DATA LISTING =
──────────────────────────────

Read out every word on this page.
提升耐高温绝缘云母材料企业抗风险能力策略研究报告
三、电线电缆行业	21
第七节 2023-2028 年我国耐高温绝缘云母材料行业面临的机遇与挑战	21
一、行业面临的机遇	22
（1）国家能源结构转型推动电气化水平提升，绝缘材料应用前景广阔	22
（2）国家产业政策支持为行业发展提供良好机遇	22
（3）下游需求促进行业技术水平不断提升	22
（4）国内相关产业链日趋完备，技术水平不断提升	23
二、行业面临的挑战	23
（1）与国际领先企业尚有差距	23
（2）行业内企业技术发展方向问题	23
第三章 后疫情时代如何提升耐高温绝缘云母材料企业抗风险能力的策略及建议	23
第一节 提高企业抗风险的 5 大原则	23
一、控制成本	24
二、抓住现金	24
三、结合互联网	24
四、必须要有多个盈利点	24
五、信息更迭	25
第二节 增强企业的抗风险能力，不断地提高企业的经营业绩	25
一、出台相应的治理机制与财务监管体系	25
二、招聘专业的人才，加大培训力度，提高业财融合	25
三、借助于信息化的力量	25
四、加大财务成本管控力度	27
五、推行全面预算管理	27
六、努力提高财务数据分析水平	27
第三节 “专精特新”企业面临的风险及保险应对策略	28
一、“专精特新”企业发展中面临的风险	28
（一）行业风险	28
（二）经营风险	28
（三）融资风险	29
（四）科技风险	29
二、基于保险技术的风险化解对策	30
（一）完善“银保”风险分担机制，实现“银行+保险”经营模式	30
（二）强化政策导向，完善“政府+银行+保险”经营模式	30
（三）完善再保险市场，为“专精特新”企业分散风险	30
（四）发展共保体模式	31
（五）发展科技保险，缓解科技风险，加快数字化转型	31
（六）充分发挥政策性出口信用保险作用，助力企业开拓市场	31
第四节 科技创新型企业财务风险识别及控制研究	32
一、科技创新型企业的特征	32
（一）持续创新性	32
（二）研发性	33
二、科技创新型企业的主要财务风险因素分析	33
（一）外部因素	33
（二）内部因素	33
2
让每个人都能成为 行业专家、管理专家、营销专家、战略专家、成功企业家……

──────────────────────────────

AIM OF THE EXERCISE =
Write all of the records out again exactly.

ANSWER TO THE PROBLEM =
Read out every word on this page.
提升耐高温绝缘云母材料企业抗风险能力策略研究报告
三、电线电缆行业	21
第七节 2023-2028 年我国耐高温绝缘云母材料行业面临的机遇与挑战	21
一、行业面临的机遇	22
（1）国家能源结构转型推动电气化水平提升，绝缘材料应用前景广阔	22
（2）国家产业政策支持为行业发展提供良好机遇	22
（3）下游需求促进行业技术水平不断提升	22
（4）国内相关产业链日趋完备，技术水平不断提升	23
二、行业面临的挑战	23
（1）与国际领先企业尚有差距	23
（2）行业内企业技术发展方向问题	23
第三章 后疫情时代如何提升耐高温绝缘云母材料企业抗风险能力的策略及建议	23
第一节 提高企业抗风险的 5 大原则	23
一、控制成本	24
二、抓住现金	24
三、结合互联网	24
四、必须要有多个盈利点	24
五、信息更迭	25
第二节 增强企业的抗风险能力，不断地提高企业的经营业绩	25
一、出台相应的治理机制与财务监管体系	25
二、招聘专业的人才，加大培训力度，提高业财融合	25
三、借助于信息化的力量	25
四、加大财务成本管控力度	27
五、推行全面预算管理	27
六、努力提高财务数据分析水平	27
第三节 “专精特新”企业面临的风险及保险应对策略	28
一、“专精特新”企业发展中面临的风险	28
（一）行业风险	28
（二）经营风险	28
（三）融资风险	29
（四）科技风险	29
二、基于保险技术的风险化解对策	30
（一）完善“银保”风险分担机制，实现“银行+保险”经营模式	30
（二）强化政策导向，完善“政府+银行+保险”经营模式	30
（三）完善再保险市场，为“专精特新”企业分散风险	30
（四）发展共保体模式	31
（五）发展科技保险，缓解科技风险，加快数字化转型	31
（六）充分发挥政策性出口信用保险作用，助力企业开拓市场	31
第四节 科技创新型企业财务风险识别及控制研究	32
一、科技创新型企业的特征	32
（一）持续创新性	32
（二）研发性	33
二、科技创新型企业的主要财务风险因素分析	33
（一）外部因素	33
（二）内部因素	33
2
让每个人都能成为 行业专家、管理专家、营销专家、战略专家、成功企业家……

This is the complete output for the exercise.